- _Task material_:
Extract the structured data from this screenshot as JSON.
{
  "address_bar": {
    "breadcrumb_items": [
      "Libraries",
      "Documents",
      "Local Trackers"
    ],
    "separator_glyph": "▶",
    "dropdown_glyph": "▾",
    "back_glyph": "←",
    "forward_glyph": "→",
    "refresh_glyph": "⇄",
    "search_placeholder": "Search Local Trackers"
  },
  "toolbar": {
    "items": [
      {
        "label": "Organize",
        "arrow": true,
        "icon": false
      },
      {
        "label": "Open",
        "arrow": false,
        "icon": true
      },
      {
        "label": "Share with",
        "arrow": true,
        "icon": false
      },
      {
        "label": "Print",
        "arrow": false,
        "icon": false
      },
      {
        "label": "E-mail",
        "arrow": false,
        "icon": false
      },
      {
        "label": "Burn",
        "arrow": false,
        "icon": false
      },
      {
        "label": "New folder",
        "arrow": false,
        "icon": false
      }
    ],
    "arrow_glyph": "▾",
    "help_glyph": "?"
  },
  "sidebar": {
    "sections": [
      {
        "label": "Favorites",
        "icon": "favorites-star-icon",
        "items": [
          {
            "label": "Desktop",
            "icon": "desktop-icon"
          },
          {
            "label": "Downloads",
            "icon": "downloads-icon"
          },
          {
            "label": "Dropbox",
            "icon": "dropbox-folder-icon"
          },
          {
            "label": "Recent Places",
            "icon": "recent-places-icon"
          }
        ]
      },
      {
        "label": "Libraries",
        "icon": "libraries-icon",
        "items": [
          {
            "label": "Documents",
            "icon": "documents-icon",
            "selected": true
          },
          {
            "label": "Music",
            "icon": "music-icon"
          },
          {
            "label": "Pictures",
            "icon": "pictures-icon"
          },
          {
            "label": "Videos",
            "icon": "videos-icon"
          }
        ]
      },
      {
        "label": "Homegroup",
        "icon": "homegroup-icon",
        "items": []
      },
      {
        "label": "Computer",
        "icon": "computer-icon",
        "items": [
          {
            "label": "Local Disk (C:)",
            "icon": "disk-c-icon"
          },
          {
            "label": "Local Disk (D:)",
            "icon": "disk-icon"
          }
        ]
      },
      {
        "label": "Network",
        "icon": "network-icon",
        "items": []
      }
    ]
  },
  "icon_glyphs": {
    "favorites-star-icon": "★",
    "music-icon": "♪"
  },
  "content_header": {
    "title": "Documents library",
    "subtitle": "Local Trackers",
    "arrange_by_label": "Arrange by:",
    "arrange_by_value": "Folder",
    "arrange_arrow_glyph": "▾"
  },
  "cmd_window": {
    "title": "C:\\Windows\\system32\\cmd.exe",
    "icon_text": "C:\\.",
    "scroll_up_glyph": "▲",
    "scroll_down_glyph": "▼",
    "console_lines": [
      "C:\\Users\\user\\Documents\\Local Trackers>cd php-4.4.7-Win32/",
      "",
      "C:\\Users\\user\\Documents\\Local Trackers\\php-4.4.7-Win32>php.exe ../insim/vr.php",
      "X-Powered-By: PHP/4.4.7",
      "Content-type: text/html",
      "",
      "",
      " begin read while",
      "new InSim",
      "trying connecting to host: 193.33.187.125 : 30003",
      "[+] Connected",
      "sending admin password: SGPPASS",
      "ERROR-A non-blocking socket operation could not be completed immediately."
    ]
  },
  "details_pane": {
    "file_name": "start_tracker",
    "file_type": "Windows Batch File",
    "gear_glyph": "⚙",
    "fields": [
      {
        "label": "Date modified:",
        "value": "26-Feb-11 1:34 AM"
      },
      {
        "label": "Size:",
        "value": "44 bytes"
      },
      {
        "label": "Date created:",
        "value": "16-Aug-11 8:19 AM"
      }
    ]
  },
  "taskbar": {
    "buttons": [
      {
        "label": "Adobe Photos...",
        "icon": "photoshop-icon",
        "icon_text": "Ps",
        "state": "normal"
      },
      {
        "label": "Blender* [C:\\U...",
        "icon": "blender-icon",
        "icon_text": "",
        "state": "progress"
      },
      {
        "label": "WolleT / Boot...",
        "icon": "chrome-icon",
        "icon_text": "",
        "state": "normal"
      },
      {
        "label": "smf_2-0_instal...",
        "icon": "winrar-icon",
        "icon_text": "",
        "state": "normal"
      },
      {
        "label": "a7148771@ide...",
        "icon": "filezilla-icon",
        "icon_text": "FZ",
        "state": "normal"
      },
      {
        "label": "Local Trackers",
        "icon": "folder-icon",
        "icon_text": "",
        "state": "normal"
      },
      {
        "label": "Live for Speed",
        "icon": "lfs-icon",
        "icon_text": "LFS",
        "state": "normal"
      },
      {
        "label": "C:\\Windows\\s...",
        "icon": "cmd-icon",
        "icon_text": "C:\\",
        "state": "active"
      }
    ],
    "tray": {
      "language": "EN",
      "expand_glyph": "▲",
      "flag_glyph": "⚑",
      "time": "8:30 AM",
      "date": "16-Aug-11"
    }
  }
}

- _Stated problem_:
Repeat all of the records above exactly as written.

- _Written response_:
Extract the structured data from this screenshot as JSON.
{
  "address_bar": {
    "breadcrumb_items": [
      "Libraries",
      "Documents",
      "Local Trackers"
    ],
    "separator_glyph": "▶",
    "dropdown_glyph": "▾",
    "back_glyph": "←",
    "forward_glyph": "→",
    "refresh_glyph": "⇄",
    "search_placeholder": "Search Local Trackers"
  },
  "toolbar": {
    "items": [
      {
        "label": "Organize",
        "arrow": true,
        "icon": false
      },
      {
        "label": "Open",
        "arrow": false,
        "icon": true
      },
      {
        "label": "Share with",
        "arrow": true,
        "icon": false
      },
      {
        "label": "Print",
        "arrow": false,
        "icon": false
      },
      {
        "label": "E-mail",
        "arrow": false,
        "icon": false
      },
      {
        "label": "Burn",
        "arrow": false,
        "icon": false
      },
      {
        "label": "New folder",
        "arrow": false,
        "icon": false
      }
    ],
    "arrow_glyph": "▾",
    "help_glyph": "?"
  },
  "sidebar": {
    "sections": [
      {
        "label": "Favorites",
        "icon": "favorites-star-icon",
        "items": [
          {
            "label": "Desktop",
            "icon": "desktop-icon"
          },
          {
            "label": "Downloads",
            "icon": "downloads-icon"
          },
          {
            "label": "Dropbox",
            "icon": "dropbox-folder-icon"
          },
          {
            "label": "Recent Places",
            "icon": "recent-places-icon"
          }
        ]
      },
      {
        "label": "Libraries",
        "icon": "libraries-icon",
        "items": [
          {
            "label": "Documents",
            "icon": "documents-icon",
            "selected": true
          },
          {
            "label": "Music",
            "icon": "music-icon"
          },
          {
            "label": "Pictures",
            "icon": "pictures-icon"
          },
          {
            "label": "Videos",
            "icon": "videos-icon"
          }
        ]
      },
      {
        "label": "Homegroup",
        "icon": "homegroup-icon",
        "items": []
      },
      {
        "label": "Computer",
        "icon": "computer-icon",
        "items": [
          {
            "label": "Local Disk (C:)",
            "icon": "disk-c-icon"
          },
          {
            "label": "Local Disk (D:)",
            "icon": "disk-icon"
          }
        ]
      },
      {
        "label": "Network",
        "icon": "network-icon",
        "items": []
      }
    ]
  },
  "icon_glyphs": {
    "favorites-star-icon": "★",
    "music-icon": "♪"
  },
  "content_header": {
    "title": "Documents library",
    "subtitle": "Local Trackers",
    "arrange_by_label": "Arrange by:",
    "arrange_by_value": "Folder",
    "arrange_arrow_glyph": "▾"
  },
  "cmd_window": {
    "title": "C:\\Windows\\system32\\cmd.exe",
    "icon_text": "C:\\.",
    "scroll_up_glyph": "▲",
    "scroll_down_glyph": "▼",
    "console_lines": [
      "C:\\Users\\user\\Documents\\Local Trackers>cd php-4.4.7-Win32/",
      "",
      "C:\\Users\\user\\Documents\\Local Trackers\\php-4.4.7-Win32>php.exe ../insim/vr.php",
      "X-Powered-By: PHP/4.4.7",
      "Content-type: text/html",
      "",
      "",
      " begin read while",
      "new InSim",
      "trying connecting to host: 193.33.187.125 : 30003",
      "[+] Connected",
      "sending admin password: SGPPASS",
      "ERROR-A non-blocking socket operation could not be completed immediately."
    ]
  },
  "details_pane": {
    "file_name": "start_tracker",
    "file_type": "Windows Batch File",
    "gear_glyph": "⚙",
    "fields": [
      {
        "label": "Date modified:",
        "value": "26-Feb-11 1:34 AM"
      },
      {
        "label": "Size:",
        "value": "44 bytes"
      },
      {
        "label": "Date created:",
        "value": "16-Aug-11 8:19 AM"
      }
    ]
  },
  "taskbar": {
    "buttons": [
      {
        "label": "Adobe Photos...",
        "icon": "photoshop-icon",
        "icon_text": "Ps",
        "state": "normal"
      },
      {
        "label": "Blender* [C:\\U...",
        "icon": "blender-icon",
        "icon_text": "",
        "state": "progress"
      },
      {
        "label": "WolleT / Boot...",
        "icon": "chrome-icon",
        "icon_text": "",
        "state": "normal"
      },
      {
        "label": "smf_2-0_instal...",
        "icon": "winrar-icon",
        "icon_text": "",
        "state": "normal"
      },
      {
        "label": "a7148771@ide...",
        "icon": "filezilla-icon",
        "icon_text": "FZ",
        "state": "normal"
      },
      {
        "label": "Local Trackers",
        "icon": "folder-icon",
        "icon_text": "",
        "state": "normal"
      },
      {
        "label": "Live for Speed",
        "icon": "lfs-icon",
        "icon_text": "LFS",
        "state": "normal"
      },
      {
        "label": "C:\\Windows\\s...",
        "icon": "cmd-icon",
        "icon_text": "C:\\",
        "state": "active"
      }
    ],
    "tray": {
      "language": "EN",
      "expand_glyph": "▲",
      "flag_glyph": "⚑",
      "time": "8:30 AM",
      "date": "16-Aug-11"
    }
  }
}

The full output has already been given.